### WHAT YOU NEED TO DO
Reproduce each line, exactly, from the one containing "Convert this screenshot" through the end of the material. Exclude pictures.

### PROVIDED DATA
::::::::::
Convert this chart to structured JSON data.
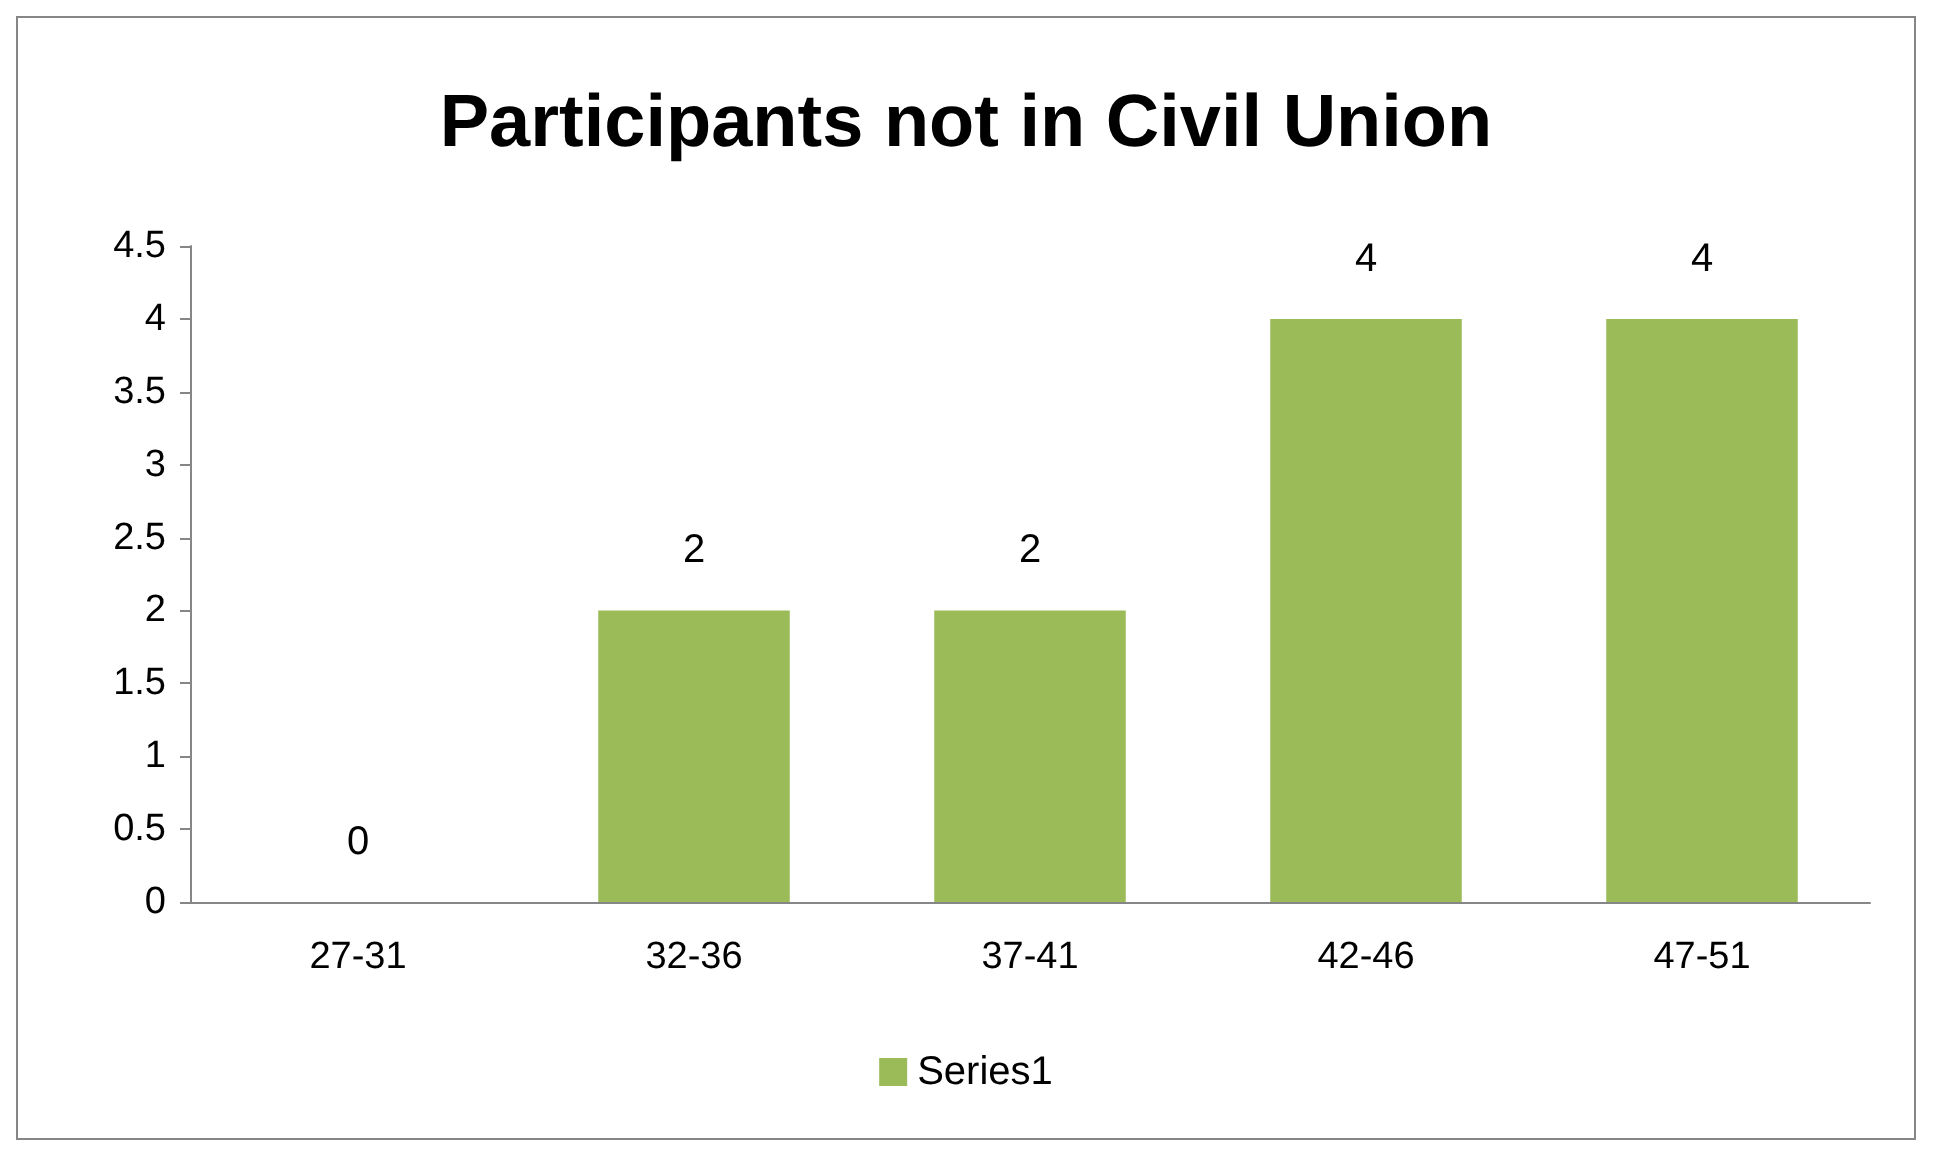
{
  "chart_data": {
    "type": "bar",
    "title": "Participants not in Civil Union",
    "categories": [
      "27-31",
      "32-36",
      "37-41",
      "42-46",
      "47-51"
    ],
    "series": [
      {
        "name": "Series1",
        "color": "#9bbb59",
        "values": [
          0,
          2,
          2,
          4,
          4
        ]
      }
    ],
    "ylim": [
      0,
      4.5
    ],
    "yticks": [
      0,
      0.5,
      1,
      1.5,
      2,
      2.5,
      3,
      3.5,
      4,
      4.5
    ],
    "grid": false,
    "legend": "bottom",
    "data_labels": true
  }
}
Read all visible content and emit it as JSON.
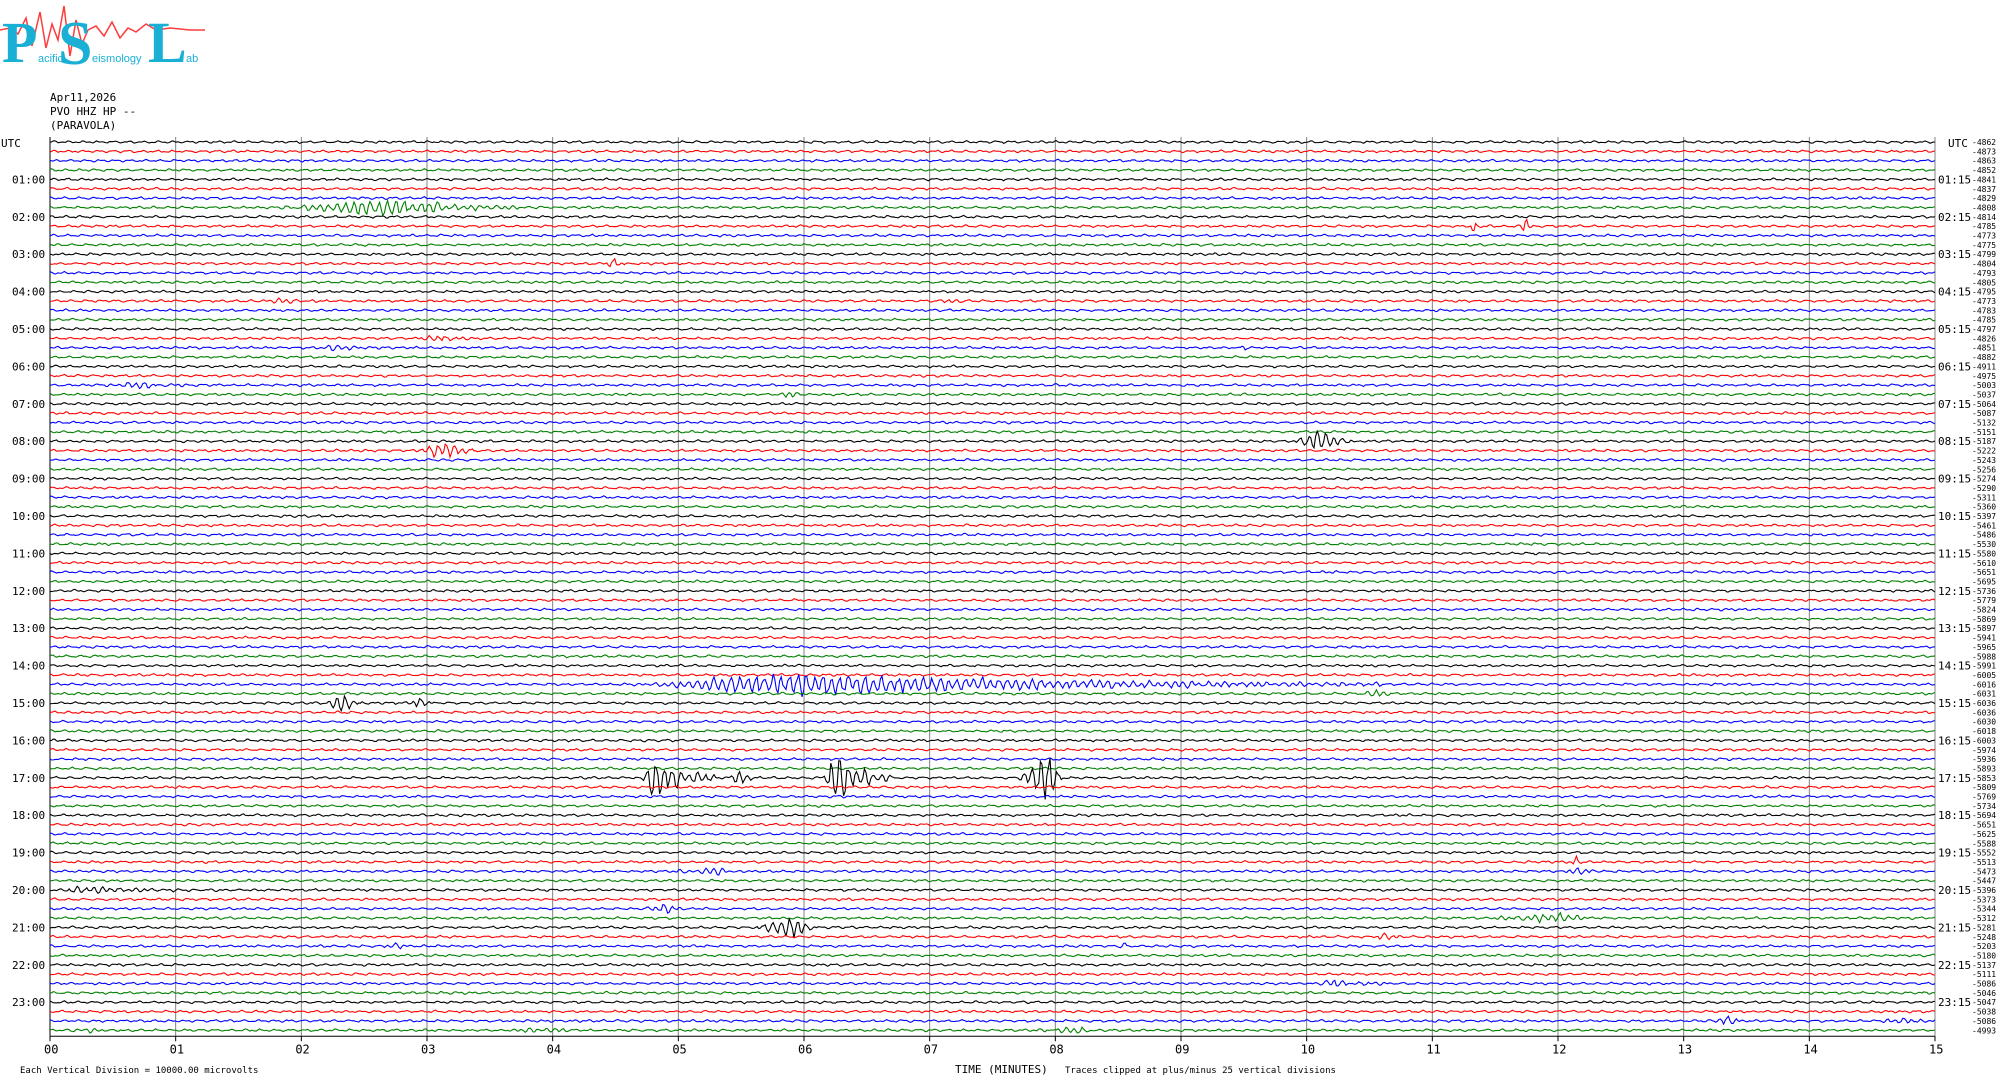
{
  "logo": {
    "big_letters": [
      "P",
      "S",
      "L"
    ],
    "small_words": [
      "acific",
      "eismology",
      "ab"
    ]
  },
  "header": {
    "date": "Apr11,2026",
    "station": "PVO HHZ HP --",
    "location": "(PARAVOLA)"
  },
  "chart_data": {
    "type": "helicorder",
    "left_axis_title": "UTC",
    "right_axis_title": "UTC",
    "left_hour_labels": [
      "01:00",
      "02:00",
      "03:00",
      "04:00",
      "05:00",
      "06:00",
      "07:00",
      "08:00",
      "09:00",
      "10:00",
      "11:00",
      "12:00",
      "13:00",
      "14:00",
      "15:00",
      "16:00",
      "17:00",
      "18:00",
      "19:00",
      "20:00",
      "21:00",
      "22:00",
      "23:00"
    ],
    "right_hour_labels": [
      "01:15",
      "02:15",
      "03:15",
      "04:15",
      "05:15",
      "06:15",
      "07:15",
      "08:15",
      "09:15",
      "10:15",
      "11:15",
      "12:15",
      "13:15",
      "14:15",
      "15:15",
      "16:15",
      "17:15",
      "18:15",
      "19:15",
      "20:15",
      "21:15",
      "22:15",
      "23:15"
    ],
    "x_tick_labels": [
      "00",
      "01",
      "02",
      "03",
      "04",
      "05",
      "06",
      "07",
      "08",
      "09",
      "10",
      "11",
      "12",
      "13",
      "14",
      "15"
    ],
    "x_range": [
      0,
      15
    ],
    "x_axis_label": "TIME (MINUTES)",
    "trace_count": 96,
    "trace_minutes": 15,
    "trace_colors": [
      "#000000",
      "#ff0000",
      "#0000ff",
      "#008000"
    ],
    "grid_color": "#808080",
    "grid": true,
    "footer_left": "Each Vertical Division = 10000.00 microvolts",
    "footer_right": "Traces clipped at plus/minus 25 vertical divisions",
    "right_counts": [
      "-4862",
      "-4873",
      "-4863",
      "-4852",
      "-4841",
      "-4837",
      "-4829",
      "-4808",
      "-4814",
      "-4785",
      "-4773",
      "-4775",
      "-4799",
      "-4804",
      "-4793",
      "-4805",
      "-4795",
      "-4773",
      "-4783",
      "-4785",
      "-4797",
      "-4826",
      "-4851",
      "-4882",
      "-4911",
      "-4975",
      "-5003",
      "-5037",
      "-5064",
      "-5087",
      "-5132",
      "-5151",
      "-5187",
      "-5222",
      "-5243",
      "-5256",
      "-5274",
      "-5290",
      "-5311",
      "-5360",
      "-5397",
      "-5461",
      "-5486",
      "-5530",
      "-5580",
      "-5610",
      "-5651",
      "-5695",
      "-5736",
      "-5779",
      "-5824",
      "-5869",
      "-5897",
      "-5941",
      "-5965",
      "-5988",
      "-5991",
      "-6005",
      "-6016",
      "-6031",
      "-6036",
      "-6036",
      "-6030",
      "-6018",
      "-6003",
      "-5974",
      "-5936",
      "-5893",
      "-5853",
      "-5809",
      "-5769",
      "-5734",
      "-5694",
      "-5651",
      "-5625",
      "-5588",
      "-5552",
      "-5513",
      "-5473",
      "-5447",
      "-5396",
      "-5373",
      "-5344",
      "-5312",
      "-5281",
      "-5248",
      "-5203",
      "-5180",
      "-5137",
      "-5111",
      "-5086",
      "-5046",
      "-5047",
      "-5038",
      "-5086",
      "-4993"
    ],
    "events": [
      {
        "trace": 7,
        "start_min": 1.8,
        "end_min": 3.9,
        "peak_min": 2.7,
        "amplitude_div": 0.9
      },
      {
        "trace": 9,
        "start_min": 11.3,
        "end_min": 11.35,
        "peak_min": 11.33,
        "amplitude_div": 1.1
      },
      {
        "trace": 9,
        "start_min": 11.7,
        "end_min": 11.8,
        "peak_min": 11.75,
        "amplitude_div": 1.3
      },
      {
        "trace": 13,
        "start_min": 4.4,
        "end_min": 4.6,
        "peak_min": 4.5,
        "amplitude_div": 0.5
      },
      {
        "trace": 17,
        "start_min": 1.6,
        "end_min": 2.2,
        "peak_min": 1.9,
        "amplitude_div": 0.3
      },
      {
        "trace": 17,
        "start_min": 7.1,
        "end_min": 7.3,
        "peak_min": 7.2,
        "amplitude_div": 0.4
      },
      {
        "trace": 21,
        "start_min": 2.9,
        "end_min": 3.4,
        "peak_min": 3.1,
        "amplitude_div": 0.4
      },
      {
        "trace": 22,
        "start_min": 2.1,
        "end_min": 2.5,
        "peak_min": 2.3,
        "amplitude_div": 0.4
      },
      {
        "trace": 22,
        "start_min": 9.4,
        "end_min": 9.6,
        "peak_min": 9.5,
        "amplitude_div": 0.3
      },
      {
        "trace": 26,
        "start_min": 0.4,
        "end_min": 1.1,
        "peak_min": 0.7,
        "amplitude_div": 0.4
      },
      {
        "trace": 27,
        "start_min": 5.8,
        "end_min": 6.0,
        "peak_min": 5.9,
        "amplitude_div": 0.4
      },
      {
        "trace": 33,
        "start_min": 2.9,
        "end_min": 3.4,
        "peak_min": 3.1,
        "amplitude_div": 1.1
      },
      {
        "trace": 32,
        "start_min": 9.9,
        "end_min": 10.4,
        "peak_min": 10.05,
        "amplitude_div": 1.3
      },
      {
        "trace": 58,
        "start_min": 4.6,
        "end_min": 10.6,
        "peak_min": 5.95,
        "amplitude_div": 1.3
      },
      {
        "trace": 59,
        "start_min": 10.4,
        "end_min": 10.7,
        "peak_min": 10.55,
        "amplitude_div": 0.4
      },
      {
        "trace": 60,
        "start_min": 2.2,
        "end_min": 2.5,
        "peak_min": 2.33,
        "amplitude_div": 1.2
      },
      {
        "trace": 60,
        "start_min": 2.85,
        "end_min": 3.1,
        "peak_min": 2.95,
        "amplitude_div": 0.6
      },
      {
        "trace": 68,
        "start_min": 4.7,
        "end_min": 5.3,
        "peak_min": 4.8,
        "amplitude_div": 2.6
      },
      {
        "trace": 68,
        "start_min": 5.4,
        "end_min": 5.6,
        "peak_min": 5.5,
        "amplitude_div": 0.8
      },
      {
        "trace": 68,
        "start_min": 6.15,
        "end_min": 6.7,
        "peak_min": 6.25,
        "amplitude_div": 2.6
      },
      {
        "trace": 68,
        "start_min": 7.7,
        "end_min": 8.05,
        "peak_min": 7.95,
        "amplitude_div": 2.5
      },
      {
        "trace": 77,
        "start_min": 12.1,
        "end_min": 12.2,
        "peak_min": 12.15,
        "amplitude_div": 0.6
      },
      {
        "trace": 78,
        "start_min": 4.9,
        "end_min": 5.6,
        "peak_min": 5.3,
        "amplitude_div": 0.4
      },
      {
        "trace": 78,
        "start_min": 12.0,
        "end_min": 12.4,
        "peak_min": 12.2,
        "amplitude_div": 0.4
      },
      {
        "trace": 80,
        "start_min": 0.1,
        "end_min": 1.4,
        "peak_min": 0.2,
        "amplitude_div": 0.4
      },
      {
        "trace": 82,
        "start_min": 4.7,
        "end_min": 5.1,
        "peak_min": 4.9,
        "amplitude_div": 0.5
      },
      {
        "trace": 83,
        "start_min": 11.4,
        "end_min": 12.3,
        "peak_min": 12.05,
        "amplitude_div": 0.5
      },
      {
        "trace": 84,
        "start_min": 5.6,
        "end_min": 6.1,
        "peak_min": 5.95,
        "amplitude_div": 1.3
      },
      {
        "trace": 85,
        "start_min": 10.5,
        "end_min": 10.8,
        "peak_min": 10.6,
        "amplitude_div": 0.4
      },
      {
        "trace": 86,
        "start_min": 8.5,
        "end_min": 8.6,
        "peak_min": 8.55,
        "amplitude_div": 0.4
      },
      {
        "trace": 86,
        "start_min": 2.6,
        "end_min": 2.9,
        "peak_min": 2.75,
        "amplitude_div": 0.3
      },
      {
        "trace": 90,
        "start_min": 10.0,
        "end_min": 10.8,
        "peak_min": 10.2,
        "amplitude_div": 0.4
      },
      {
        "trace": 94,
        "start_min": 13.2,
        "end_min": 13.5,
        "peak_min": 13.35,
        "amplitude_div": 0.5
      },
      {
        "trace": 94,
        "start_min": 14.5,
        "end_min": 15.0,
        "peak_min": 14.8,
        "amplitude_div": 0.3
      },
      {
        "trace": 95,
        "start_min": 7.8,
        "end_min": 8.4,
        "peak_min": 8.2,
        "amplitude_div": 0.4
      },
      {
        "trace": 95,
        "start_min": 0.1,
        "end_min": 0.6,
        "peak_min": 0.3,
        "amplitude_div": 0.3
      },
      {
        "trace": 95,
        "start_min": 3.6,
        "end_min": 4.2,
        "peak_min": 4.0,
        "amplitude_div": 0.3
      }
    ]
  }
}
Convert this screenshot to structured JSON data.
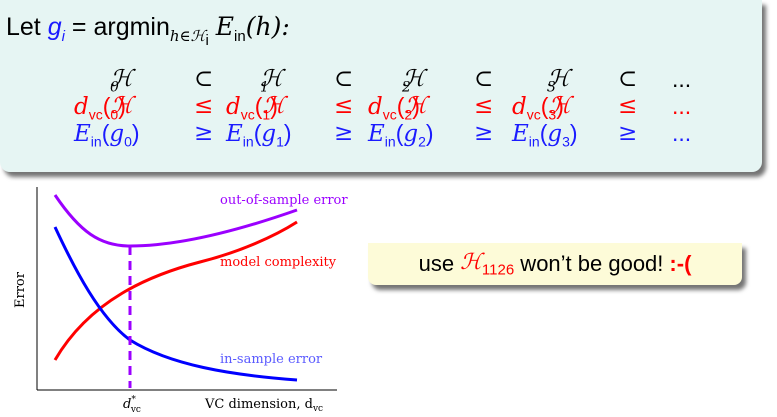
{
  "definition": {
    "prefix": "Let",
    "g": "g",
    "g_sub": "i",
    "equals": " = argmin",
    "argmin_sub": "h∈ℋ",
    "argmin_sub_sub": "i",
    "E": "E",
    "E_sub": "in",
    "arg": "(h):"
  },
  "rows": {
    "hypotheses": [
      "ℋ",
      "ℋ",
      "ℋ",
      "ℋ"
    ],
    "indices": [
      "0",
      "1",
      "2",
      "3"
    ],
    "subset_symbol": "⊂",
    "le_symbol": "≤",
    "ge_symbol": "≥",
    "ellipsis": "...",
    "dvc_label": "d",
    "dvc_sub": "vc",
    "ein_label": "E",
    "ein_sub": "in",
    "g_label": "g"
  },
  "chart_data": {
    "type": "line",
    "ylabel": "Error",
    "xlabel": "VC dimension, d",
    "xlabel_sub": "vc",
    "marker_label": "d",
    "marker_sub": "vc",
    "marker_sup": "*",
    "series": [
      {
        "name": "out-of-sample error",
        "color": "#9b00ff"
      },
      {
        "name": "model complexity",
        "color": "#ff0000"
      },
      {
        "name": "in-sample error",
        "color": "#0000ff"
      }
    ],
    "grid": false
  },
  "note": {
    "prefix": "use ",
    "symbol": "ℋ",
    "symbol_sub": "1126",
    "suffix": " won’t be good!",
    "face": ":-("
  },
  "colors": {
    "box_bg": "#e6f5f3",
    "note_bg": "#fdfbd8",
    "blue_text": "#1b1bff",
    "red_text": "#ff0000"
  }
}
::::::::::
### EXERCISE RESULT
Convert this screenshot to structured JSON data.
{
  "definition": {
    "prefix": "Let",
    "g": "g",
    "g_sub": "i",
    "equals": " = argmin",
    "argmin_sub": "h∈ℋ",
    "argmin_sub_sub": "i",
    "E": "E",
    "E_sub": "in",
    "arg": "(h):"
  },
  "rows": {
    "hypotheses": [
      "ℋ",
      "ℋ",
      "ℋ",
      "ℋ"
    ],
    "indices": [
      "0",
      "1",
      "2",
      "3"
    ],
    "subset_symbol": "⊂",
    "le_symbol": "≤",
    "ge_symbol": "≥",
    "ellipsis": "...",
    "dvc_label": "d",
    "dvc_sub": "vc",
    "ein_label": "E",
    "ein_sub": "in",
    "g_label": "g"
  },
  "chart_data": {
    "type": "line",
    "ylabel": "Error",
    "xlabel": "VC dimension, d",
    "xlabel_sub": "vc",
    "marker_label": "d",
    "marker_sub": "vc",
    "marker_sup": "*",
    "series": [
      {
        "name": "out-of-sample error",
        "color": "#9b00ff"
      },
      {
        "name": "model complexity",
        "color": "#ff0000"
      },
      {
        "name": "in-sample error",
        "color": "#0000ff"
      }
    ],
    "grid": false
  },
  "note": {
    "prefix": "use ",
    "symbol": "ℋ",
    "symbol_sub": "1126",
    "suffix": " won’t be good!",
    "face": ":-("
  },
  "colors": {
    "box_bg": "#e6f5f3",
    "note_bg": "#fdfbd8",
    "blue_text": "#1b1bff",
    "red_text": "#ff0000"
  }
}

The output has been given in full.